[Collected data]
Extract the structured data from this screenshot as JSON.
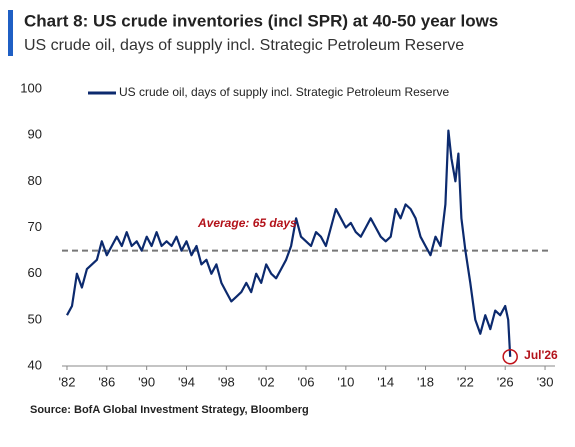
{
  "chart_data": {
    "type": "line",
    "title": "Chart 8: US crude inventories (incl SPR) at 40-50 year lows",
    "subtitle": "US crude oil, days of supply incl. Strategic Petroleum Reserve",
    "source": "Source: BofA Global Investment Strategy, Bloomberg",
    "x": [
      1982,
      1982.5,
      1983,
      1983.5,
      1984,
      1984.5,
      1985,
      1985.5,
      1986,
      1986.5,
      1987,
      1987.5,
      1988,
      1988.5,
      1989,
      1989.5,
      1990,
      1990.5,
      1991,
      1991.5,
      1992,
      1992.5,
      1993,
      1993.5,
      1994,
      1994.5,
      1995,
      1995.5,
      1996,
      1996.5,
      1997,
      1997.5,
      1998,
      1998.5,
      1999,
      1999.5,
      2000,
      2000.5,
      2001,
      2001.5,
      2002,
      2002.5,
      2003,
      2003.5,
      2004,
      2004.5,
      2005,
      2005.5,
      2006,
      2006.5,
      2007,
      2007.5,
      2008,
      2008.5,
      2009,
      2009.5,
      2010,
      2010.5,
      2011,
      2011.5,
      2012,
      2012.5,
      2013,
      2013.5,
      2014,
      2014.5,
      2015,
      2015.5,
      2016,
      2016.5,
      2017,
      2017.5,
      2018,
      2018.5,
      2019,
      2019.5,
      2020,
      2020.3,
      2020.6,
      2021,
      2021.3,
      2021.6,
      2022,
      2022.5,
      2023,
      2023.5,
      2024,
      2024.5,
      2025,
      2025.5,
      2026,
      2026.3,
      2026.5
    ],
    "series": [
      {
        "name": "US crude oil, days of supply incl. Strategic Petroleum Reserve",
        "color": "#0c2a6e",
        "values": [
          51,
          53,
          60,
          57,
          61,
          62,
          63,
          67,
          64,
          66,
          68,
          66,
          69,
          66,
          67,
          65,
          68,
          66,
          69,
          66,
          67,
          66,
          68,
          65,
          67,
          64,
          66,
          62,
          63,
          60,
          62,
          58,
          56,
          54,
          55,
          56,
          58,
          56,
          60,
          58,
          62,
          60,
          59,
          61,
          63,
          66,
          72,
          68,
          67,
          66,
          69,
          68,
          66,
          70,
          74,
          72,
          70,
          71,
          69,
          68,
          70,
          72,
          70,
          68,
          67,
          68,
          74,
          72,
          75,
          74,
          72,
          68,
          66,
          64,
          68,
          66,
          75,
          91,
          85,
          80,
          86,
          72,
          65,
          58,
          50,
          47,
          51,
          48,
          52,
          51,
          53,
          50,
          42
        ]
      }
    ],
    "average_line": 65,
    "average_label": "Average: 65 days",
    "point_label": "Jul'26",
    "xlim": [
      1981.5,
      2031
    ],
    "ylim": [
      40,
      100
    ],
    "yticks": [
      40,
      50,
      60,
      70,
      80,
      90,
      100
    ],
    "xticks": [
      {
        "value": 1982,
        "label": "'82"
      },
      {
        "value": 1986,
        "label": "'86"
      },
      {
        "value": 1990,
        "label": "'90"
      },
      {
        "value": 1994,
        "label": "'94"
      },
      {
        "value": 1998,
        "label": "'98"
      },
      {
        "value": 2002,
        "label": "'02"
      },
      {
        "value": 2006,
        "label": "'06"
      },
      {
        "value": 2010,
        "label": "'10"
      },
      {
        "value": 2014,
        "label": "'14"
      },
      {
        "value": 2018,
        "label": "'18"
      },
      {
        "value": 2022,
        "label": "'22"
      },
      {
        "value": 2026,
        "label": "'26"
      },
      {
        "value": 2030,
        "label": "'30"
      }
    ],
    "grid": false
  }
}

AIM: Reproduce every line above as written, skipping pictures.

EXERCISE ANSWER:
Extract the structured data from this screenshot as JSON.
{
  "chart_data": {
    "type": "line",
    "title": "Chart 8: US crude inventories (incl SPR) at 40-50 year lows",
    "subtitle": "US crude oil, days of supply incl. Strategic Petroleum Reserve",
    "source": "Source: BofA Global Investment Strategy, Bloomberg",
    "x": [
      1982,
      1982.5,
      1983,
      1983.5,
      1984,
      1984.5,
      1985,
      1985.5,
      1986,
      1986.5,
      1987,
      1987.5,
      1988,
      1988.5,
      1989,
      1989.5,
      1990,
      1990.5,
      1991,
      1991.5,
      1992,
      1992.5,
      1993,
      1993.5,
      1994,
      1994.5,
      1995,
      1995.5,
      1996,
      1996.5,
      1997,
      1997.5,
      1998,
      1998.5,
      1999,
      1999.5,
      2000,
      2000.5,
      2001,
      2001.5,
      2002,
      2002.5,
      2003,
      2003.5,
      2004,
      2004.5,
      2005,
      2005.5,
      2006,
      2006.5,
      2007,
      2007.5,
      2008,
      2008.5,
      2009,
      2009.5,
      2010,
      2010.5,
      2011,
      2011.5,
      2012,
      2012.5,
      2013,
      2013.5,
      2014,
      2014.5,
      2015,
      2015.5,
      2016,
      2016.5,
      2017,
      2017.5,
      2018,
      2018.5,
      2019,
      2019.5,
      2020,
      2020.3,
      2020.6,
      2021,
      2021.3,
      2021.6,
      2022,
      2022.5,
      2023,
      2023.5,
      2024,
      2024.5,
      2025,
      2025.5,
      2026,
      2026.3,
      2026.5
    ],
    "series": [
      {
        "name": "US crude oil, days of supply incl. Strategic Petroleum Reserve",
        "color": "#0c2a6e",
        "values": [
          51,
          53,
          60,
          57,
          61,
          62,
          63,
          67,
          64,
          66,
          68,
          66,
          69,
          66,
          67,
          65,
          68,
          66,
          69,
          66,
          67,
          66,
          68,
          65,
          67,
          64,
          66,
          62,
          63,
          60,
          62,
          58,
          56,
          54,
          55,
          56,
          58,
          56,
          60,
          58,
          62,
          60,
          59,
          61,
          63,
          66,
          72,
          68,
          67,
          66,
          69,
          68,
          66,
          70,
          74,
          72,
          70,
          71,
          69,
          68,
          70,
          72,
          70,
          68,
          67,
          68,
          74,
          72,
          75,
          74,
          72,
          68,
          66,
          64,
          68,
          66,
          75,
          91,
          85,
          80,
          86,
          72,
          65,
          58,
          50,
          47,
          51,
          48,
          52,
          51,
          53,
          50,
          42
        ]
      }
    ],
    "average_line": 65,
    "average_label": "Average: 65 days",
    "point_label": "Jul'26",
    "xlim": [
      1981.5,
      2031
    ],
    "ylim": [
      40,
      100
    ],
    "yticks": [
      40,
      50,
      60,
      70,
      80,
      90,
      100
    ],
    "xticks": [
      {
        "value": 1982,
        "label": "'82"
      },
      {
        "value": 1986,
        "label": "'86"
      },
      {
        "value": 1990,
        "label": "'90"
      },
      {
        "value": 1994,
        "label": "'94"
      },
      {
        "value": 1998,
        "label": "'98"
      },
      {
        "value": 2002,
        "label": "'02"
      },
      {
        "value": 2006,
        "label": "'06"
      },
      {
        "value": 2010,
        "label": "'10"
      },
      {
        "value": 2014,
        "label": "'14"
      },
      {
        "value": 2018,
        "label": "'18"
      },
      {
        "value": 2022,
        "label": "'22"
      },
      {
        "value": 2026,
        "label": "'26"
      },
      {
        "value": 2030,
        "label": "'30"
      }
    ],
    "grid": false
  }
}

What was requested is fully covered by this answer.